◆ **Task**
Transcribe every line of the records verbatim.

◆ **Records**
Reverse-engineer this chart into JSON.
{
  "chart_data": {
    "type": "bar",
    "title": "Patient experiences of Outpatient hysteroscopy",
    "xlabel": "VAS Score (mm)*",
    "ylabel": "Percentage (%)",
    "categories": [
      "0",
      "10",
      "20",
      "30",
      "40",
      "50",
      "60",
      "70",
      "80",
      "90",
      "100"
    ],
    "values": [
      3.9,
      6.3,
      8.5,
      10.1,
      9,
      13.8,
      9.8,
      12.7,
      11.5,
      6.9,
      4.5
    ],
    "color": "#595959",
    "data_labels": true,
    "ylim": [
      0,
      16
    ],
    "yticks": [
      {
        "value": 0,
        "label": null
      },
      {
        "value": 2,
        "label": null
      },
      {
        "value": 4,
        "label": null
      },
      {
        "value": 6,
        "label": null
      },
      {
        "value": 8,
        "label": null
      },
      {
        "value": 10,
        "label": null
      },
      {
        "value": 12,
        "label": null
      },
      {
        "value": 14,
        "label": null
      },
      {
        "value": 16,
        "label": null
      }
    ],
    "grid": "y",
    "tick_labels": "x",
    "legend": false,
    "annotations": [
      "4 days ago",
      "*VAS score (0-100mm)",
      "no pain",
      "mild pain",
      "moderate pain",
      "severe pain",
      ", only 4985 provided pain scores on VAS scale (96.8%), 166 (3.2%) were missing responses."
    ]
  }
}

◆ **Response to the task**
Reverse-engineer this chart into JSON.
{
  "chart_data": {
    "type": "bar",
    "title": "Patient experiences of Outpatient hysteroscopy",
    "xlabel": "VAS Score (mm)*",
    "ylabel": "Percentage (%)",
    "categories": [
      "0",
      "10",
      "20",
      "30",
      "40",
      "50",
      "60",
      "70",
      "80",
      "90",
      "100"
    ],
    "values": [
      3.9,
      6.3,
      8.5,
      10.1,
      9,
      13.8,
      9.8,
      12.7,
      11.5,
      6.9,
      4.5
    ],
    "color": "#595959",
    "data_labels": true,
    "ylim": [
      0,
      16
    ],
    "yticks": [
      {
        "value": 0,
        "label": null
      },
      {
        "value": 2,
        "label": null
      },
      {
        "value": 4,
        "label": null
      },
      {
        "value": 6,
        "label": null
      },
      {
        "value": 8,
        "label": null
      },
      {
        "value": 10,
        "label": null
      },
      {
        "value": 12,
        "label": null
      },
      {
        "value": 14,
        "label": null
      },
      {
        "value": 16,
        "label": null
      }
    ],
    "grid": "y",
    "tick_labels": "x",
    "legend": false,
    "annotations": [
      "4 days ago",
      "*VAS score (0-100mm)",
      "no pain",
      "mild pain",
      "moderate pain",
      "severe pain",
      ", only 4985 provided pain scores on VAS scale (96.8%), 166 (3.2%) were missing responses."
    ]
  }
}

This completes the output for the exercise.